***** 抜粋文

外出自粛でネットの通信量が増え、通信業界は好況。株取引が増えて、ネット証券などの金融も好況。巣ごもり消費でネット通販の小売や物流も恩恵を受けた。

人々の生活が大きく変わりネット需要が高まる

新型コロナウイルス感染症(以下コロナ)の影響に明け暮れた2020年、コロナの影響の恩恵を受けた業界と打撃を受けた業界とで大きく明暗が分かれました。表は46業種のアップダウンを示したものです。

3月にはコロナパンデミックの影響で、いったん株価が大幅に下落しましたが、その後は、世界的に株価が上昇しました。米国株は史上最高値、日経平均株価も約30年ぶりにバブル後の最高値を更新。このように株価の変動率(ボラティリティ)が高い相場では、株をはじめとした金融取引が活発になり、金融業界は大きな恩恵を受けました。

**********
***** 入力データ

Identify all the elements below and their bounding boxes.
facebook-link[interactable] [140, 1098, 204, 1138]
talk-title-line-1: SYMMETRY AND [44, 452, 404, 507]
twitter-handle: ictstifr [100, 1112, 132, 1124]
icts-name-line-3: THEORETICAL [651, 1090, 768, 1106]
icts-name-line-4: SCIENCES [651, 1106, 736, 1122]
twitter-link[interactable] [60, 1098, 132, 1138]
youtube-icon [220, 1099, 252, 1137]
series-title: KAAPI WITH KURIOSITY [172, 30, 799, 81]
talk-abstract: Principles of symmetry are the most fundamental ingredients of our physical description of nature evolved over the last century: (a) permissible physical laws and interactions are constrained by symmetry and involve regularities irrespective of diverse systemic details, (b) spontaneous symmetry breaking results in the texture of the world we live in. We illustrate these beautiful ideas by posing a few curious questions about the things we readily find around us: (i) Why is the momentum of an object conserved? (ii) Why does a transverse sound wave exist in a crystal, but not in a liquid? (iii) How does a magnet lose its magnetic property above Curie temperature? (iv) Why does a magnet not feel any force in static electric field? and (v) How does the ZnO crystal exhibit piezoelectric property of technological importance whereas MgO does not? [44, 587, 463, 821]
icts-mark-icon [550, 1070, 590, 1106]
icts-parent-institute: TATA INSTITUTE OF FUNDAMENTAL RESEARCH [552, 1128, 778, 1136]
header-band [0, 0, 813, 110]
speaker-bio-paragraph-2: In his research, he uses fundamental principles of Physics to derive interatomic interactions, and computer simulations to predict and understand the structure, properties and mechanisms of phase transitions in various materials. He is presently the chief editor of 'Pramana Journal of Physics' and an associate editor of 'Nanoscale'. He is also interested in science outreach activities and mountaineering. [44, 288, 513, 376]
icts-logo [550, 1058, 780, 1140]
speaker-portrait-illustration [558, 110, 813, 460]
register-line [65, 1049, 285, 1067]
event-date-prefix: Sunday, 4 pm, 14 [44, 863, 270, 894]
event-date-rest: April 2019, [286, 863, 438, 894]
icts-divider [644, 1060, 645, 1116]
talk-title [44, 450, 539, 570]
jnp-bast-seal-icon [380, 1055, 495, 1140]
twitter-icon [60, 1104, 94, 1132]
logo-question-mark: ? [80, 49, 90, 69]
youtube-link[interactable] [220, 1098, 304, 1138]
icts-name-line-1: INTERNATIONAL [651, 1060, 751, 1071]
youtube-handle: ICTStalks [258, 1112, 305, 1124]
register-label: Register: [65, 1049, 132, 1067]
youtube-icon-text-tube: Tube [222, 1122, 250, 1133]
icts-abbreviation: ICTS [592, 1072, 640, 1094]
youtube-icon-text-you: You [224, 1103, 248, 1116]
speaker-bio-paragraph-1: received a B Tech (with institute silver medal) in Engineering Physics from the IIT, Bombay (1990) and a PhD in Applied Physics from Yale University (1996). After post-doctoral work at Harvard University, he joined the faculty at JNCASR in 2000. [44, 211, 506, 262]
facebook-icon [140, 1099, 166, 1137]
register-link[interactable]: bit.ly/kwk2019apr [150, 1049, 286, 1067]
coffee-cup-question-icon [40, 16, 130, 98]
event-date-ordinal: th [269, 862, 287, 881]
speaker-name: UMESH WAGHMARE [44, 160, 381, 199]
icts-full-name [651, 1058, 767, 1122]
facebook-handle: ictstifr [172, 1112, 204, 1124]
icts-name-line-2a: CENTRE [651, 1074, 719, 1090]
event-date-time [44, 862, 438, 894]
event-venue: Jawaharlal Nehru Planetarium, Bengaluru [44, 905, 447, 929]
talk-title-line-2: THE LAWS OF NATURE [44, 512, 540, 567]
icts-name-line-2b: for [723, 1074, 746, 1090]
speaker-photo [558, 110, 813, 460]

**********

> 課題の要件:
#1 抜粋文の「外出自粛で」で始まる段落で、好況になった、または恩恵を受けたとされる業界をすべて書き出す。
#2 抜粋文の「3月には」で始まる段落を、主な事実を残して短く書き直してください。

> 課題の解答:
#1
- 通信業界
- 金融(ネット証券など)
- 小売(ネット通販)
- 物流

#2 3月にコロナパンデミックで株価はいったん大幅に下落したが、その後は世界的に上昇し、米国株は史上最高値、日経平均株価は約30年ぶりにバブル後の最高値を更新した。ボラティリティの高い相場で株などの金融取引が活発になり、金融業界は大きな恩恵を受けた。